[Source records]
===

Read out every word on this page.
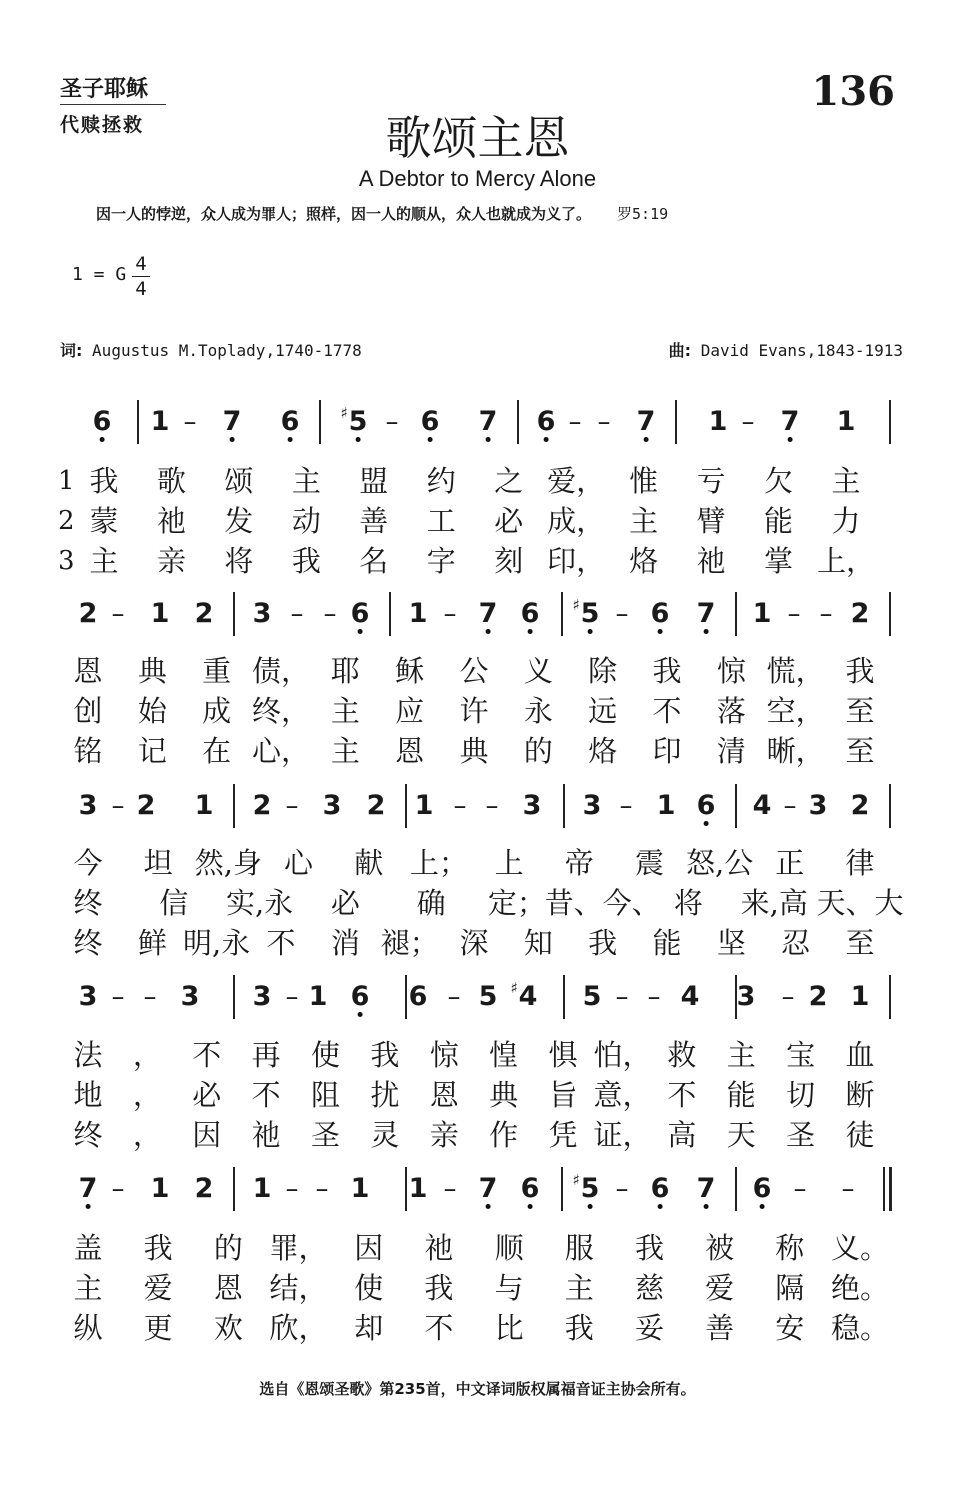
圣子耶稣
代赎拯救
136
歌颂主恩
A Debtor to Mercy Alone
因一人的悖逆，众人成为罪人；照样，因一人的顺从，众人也就成为义了。 罗5:19
1 = G 4
4
词: Augustus M.Toplady,1740-1778	曲: David Evans,1843-1913
6 1 – 7 6 5
♯ – 6 7 6 – – 7 1 – 7 1
1 我 歌 颂 主 盟 约 之 爱， 惟 亏 欠 主
2 蒙 祂 发 动 善 工 必 成， 主 臂 能 力
3 主 亲 将 我 名 字 刻 印， 烙 祂 掌 上，
2 – 1 2 3 – – 6 1 – 7 6 5
♯ – 6 7 1 – – 2
恩 典 重 债， 耶 稣 公 义 除 我 惊 慌， 我
创 始 成 终， 主 应 许 永 远 不 落 空， 至
铭 记 在 心， 主 恩 典 的 烙 印 清 晰， 至
3 – 2 1 2 – 3 2 1 – – 3 3 – 1 6 4 – 3 2
今 坦 然,身 心 献 上； 上 帝 震 怒,公 正 律
终 信 实,永 必 确 定；
昔、今、 将 来,高 天、大
终 鲜 明,永 不 消 褪； 深 知 我 能 坚 忍 至
3 – – 3 3 – 1 6 6 – 5 4
♯ 5 – – 4 3 – 2 1
法 ， 不 再 使 我 惊 惶 惧 怕， 救 主 宝 血
地 ， 必 不 阻 扰 恩 典 旨 意， 不 能 切 断
终 ， 因 祂 圣 灵 亲 作 凭 证， 高 天 圣 徒
7 – 1 2 1 – – 1 1 – 7 6 5
♯ – 6 7 6 – –
盖 我 的 罪， 因 祂 顺 服 我 被 称 义。
主 爱 恩 结， 使 我 与 主 慈 爱 隔 绝。
纵 更 欢 欣， 却 不 比 我 妥 善 安 稳。
选自《恩颂圣歌》第235首，中文译词版权属福音证主协会所有。
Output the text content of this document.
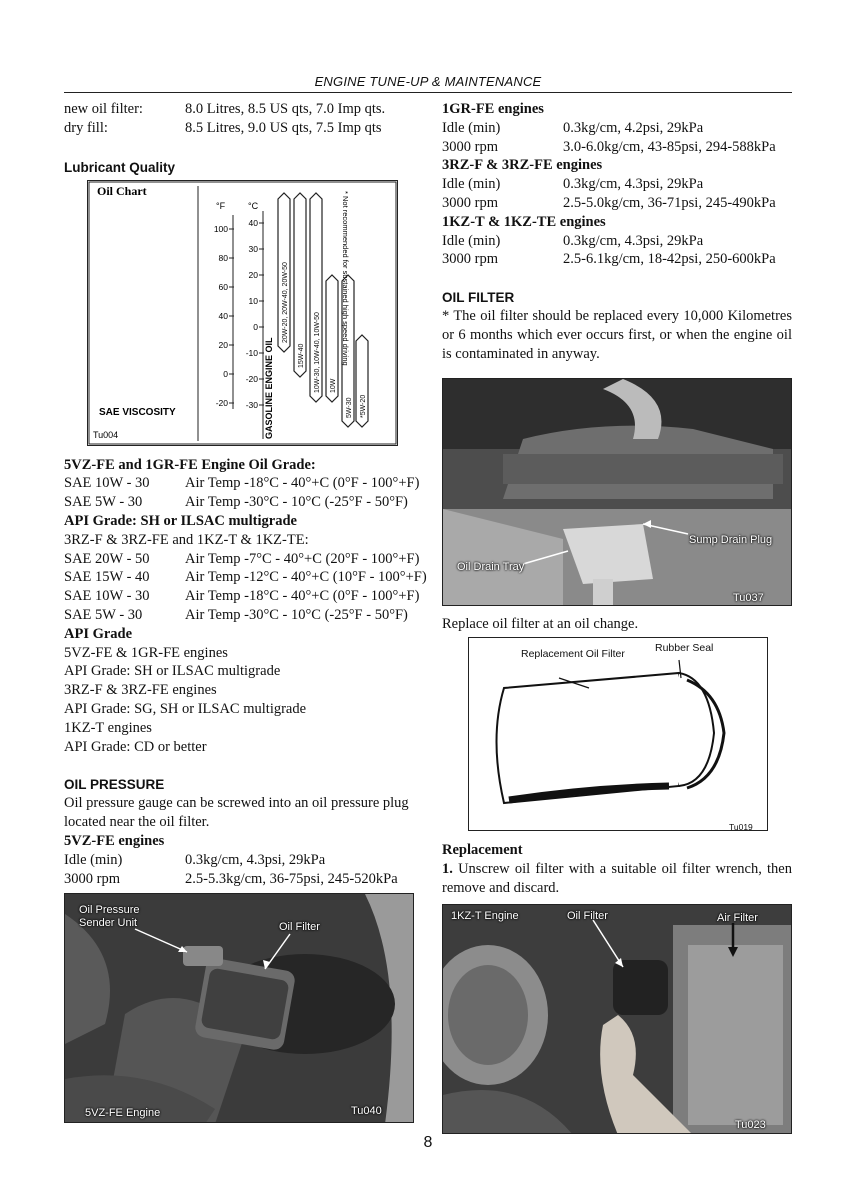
ENGINE TUNE-UP & MAINTENANCE
new oil filter:	8.0 Litres, 8.5 US qts, 7.0 Imp qts.
dry fill:	8.5 Litres, 9.0 US qts, 7.5 Imp qts
Lubricant Quality
Oil Chart
°F	°C
100
80
60
40
20
0
-20
40
30
20
10
0
-10
-20
-30 GASOLINE ENGINE OIL
20W-20, 20W-40, 20W-50
15W-40 10W-30, 10W-40, 10W-50 10W
5W-30 *5W-20
* Not recommended for sustained high speed driving
SAE VISCOSITY
Tu004
5VZ-FE and 1GR-FE Engine Oil Grade:
SAE 10W - 30	Air Temp -18°C - 40°+C (0°F - 100°+F)
SAE 5W - 30	Air Temp -30°C - 10°C (-25°F - 50°F)
API Grade: SH or ILSAC multigrade
3RZ-F & 3RZ-FE and 1KZ-T & 1KZ-TE:
SAE 20W - 50	Air Temp -7°C - 40°+C (20°F - 100°+F)
SAE 15W - 40	Air Temp -12°C - 40°+C (10°F - 100°+F)
SAE 10W - 30	Air Temp -18°C - 40°+C (0°F - 100°+F)
SAE 5W - 30	Air Temp -30°C - 10°C (-25°F - 50°F)
API Grade
5VZ-FE & 1GR-FE engines
API Grade: SH or ILSAC multigrade
3RZ-F & 3RZ-FE engines
API Grade: SG, SH or ILSAC multigrade
1KZ-T engines
API Grade: CD or better
OIL PRESSURE
Oil pressure gauge can be screwed into an oil pressure plug located near the oil filter.
5VZ-FE engines
Idle (min)	0.3kg/cm, 4.3psi, 29kPa
3000 rpm	2.5-5.3kg/cm, 36-75psi, 245-520kPa
Oil Pressure Sender Unit	Oil Filter
5VZ-FE Engine	Tu040
1GR-FE engines
Idle (min)	0.3kg/cm, 4.2psi, 29kPa
3000 rpm	3.0-6.0kg/cm, 43-85psi, 294-588kPa
3RZ-F & 3RZ-FE engines
Idle (min)	0.3kg/cm, 4.3psi, 29kPa
3000 rpm	2.5-5.0kg/cm, 36-71psi, 245-490kPa
1KZ-T & 1KZ-TE engines
Idle (min)	0.3kg/cm, 4.3psi, 29kPa
3000 rpm	2.5-6.1kg/cm, 18-42psi, 250-600kPa
OIL FILTER
* The oil filter should be replaced every 10,000 Kilometres or 6 months which ever occurs first, or when the engine oil is contaminated in anyway.
Sump Drain Plug
Oil Drain Tray
Tu037
Replace oil filter at an oil change.
Replacement Oil Filter	Rubber Seal
Tu019
Replacement
1. Unscrew oil filter with a suitable oil filter wrench, then remove and discard.
1KZ-T Engine	Oil Filter	Air Filter
Tu023
8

===

- _Task goal_
Repeat the material above in full and exactly, apart from the pictures.

- _Response to this task_
Read out every word on this page.
圣子耶稣
代赎拯救
136
歌颂主恩
A Debtor to Mercy Alone
因一人的悖逆，众人成为罪人；照样，因一人的顺从，众人也就成为义了。 罗5:19
1 = G 4
4
词: Augustus M.Toplady,1740-1778	曲: David Evans,1843-1913
6 1 – 7 6 5
♯ – 6 7 6 – – 7 1 – 7 1
1 我 歌 颂 主 盟 约 之 爱， 惟 亏 欠 主
2 蒙 祂 发 动 善 工 必 成， 主 臂 能 力
3 主 亲 将 我 名 字 刻 印， 烙 祂 掌 上，
2 – 1 2 3 – – 6 1 – 7 6 5
♯ – 6 7 1 – – 2
恩 典 重 债， 耶 稣 公 义 除 我 惊 慌， 我
创 始 成 终， 主 应 许 永 远 不 落 空， 至
铭 记 在 心， 主 恩 典 的 烙 印 清 晰， 至
3 – 2 1 2 – 3 2 1 – – 3 3 – 1 6 4 – 3 2
今 坦 然,身 心 献 上； 上 帝 震 怒,公 正 律
终 信 实,永 必 确 定；
昔、今、 将 来,高 天、大
终 鲜 明,永 不 消 褪； 深 知 我 能 坚 忍 至
3 – – 3 3 – 1 6 6 – 5 4
♯ 5 – – 4 3 – 2 1
法 ， 不 再 使 我 惊 惶 惧 怕， 救 主 宝 血
地 ， 必 不 阻 扰 恩 典 旨 意， 不 能 切 断
终 ， 因 祂 圣 灵 亲 作 凭 证， 高 天 圣 徒
7 – 1 2 1 – – 1 1 – 7 6 5
♯ – 6 7 6 – –
盖 我 的 罪， 因 祂 顺 服 我 被 称 义。
主 爱 恩 结， 使 我 与 主 慈 爱 隔 绝。
纵 更 欢 欣， 却 不 比 我 妥 善 安 稳。
选自《恩颂圣歌》第235首，中文译词版权属福音证主协会所有。
Output the text content of this document.
ENGINE TUNE-UP & MAINTENANCE
new oil filter:	8.0 Litres, 8.5 US qts, 7.0 Imp qts.
dry fill:	8.5 Litres, 9.0 US qts, 7.5 Imp qts
Lubricant Quality
Oil Chart
°F	°C
100
80
60
40
20
0
-20
40
30
20
10
0
-10
-20
-30 GASOLINE ENGINE OIL
20W-20, 20W-40, 20W-50
15W-40 10W-30, 10W-40, 10W-50 10W
5W-30 *5W-20
* Not recommended for sustained high speed driving
SAE VISCOSITY
Tu004
5VZ-FE and 1GR-FE Engine Oil Grade:
SAE 10W - 30	Air Temp -18°C - 40°+C (0°F - 100°+F)
SAE 5W - 30	Air Temp -30°C - 10°C (-25°F - 50°F)
API Grade: SH or ILSAC multigrade
3RZ-F & 3RZ-FE and 1KZ-T & 1KZ-TE:
SAE 20W - 50	Air Temp -7°C - 40°+C (20°F - 100°+F)
SAE 15W - 40	Air Temp -12°C - 40°+C (10°F - 100°+F)
SAE 10W - 30	Air Temp -18°C - 40°+C (0°F - 100°+F)
SAE 5W - 30	Air Temp -30°C - 10°C (-25°F - 50°F)
API Grade
5VZ-FE & 1GR-FE engines
API Grade: SH or ILSAC multigrade
3RZ-F & 3RZ-FE engines
API Grade: SG, SH or ILSAC multigrade
1KZ-T engines
API Grade: CD or better
OIL PRESSURE
Oil pressure gauge can be screwed into an oil pressure plug located near the oil filter.
5VZ-FE engines
Idle (min)	0.3kg/cm, 4.3psi, 29kPa
3000 rpm	2.5-5.3kg/cm, 36-75psi, 245-520kPa
Oil Pressure Sender Unit	Oil Filter
5VZ-FE Engine	Tu040
1GR-FE engines
Idle (min)	0.3kg/cm, 4.2psi, 29kPa
3000 rpm	3.0-6.0kg/cm, 43-85psi, 294-588kPa
3RZ-F & 3RZ-FE engines
Idle (min)	0.3kg/cm, 4.3psi, 29kPa
3000 rpm	2.5-5.0kg/cm, 36-71psi, 245-490kPa
1KZ-T & 1KZ-TE engines
Idle (min)	0.3kg/cm, 4.3psi, 29kPa
3000 rpm	2.5-6.1kg/cm, 18-42psi, 250-600kPa
OIL FILTER
* The oil filter should be replaced every 10,000 Kilometres or 6 months which ever occurs first, or when the engine oil is contaminated in anyway.
Sump Drain Plug
Oil Drain Tray
Tu037
Replace oil filter at an oil change.
Replacement Oil Filter	Rubber Seal
Tu019
Replacement
1. Unscrew oil filter with a suitable oil filter wrench, then remove and discard.
1KZ-T Engine	Oil Filter	Air Filter
Tu023
8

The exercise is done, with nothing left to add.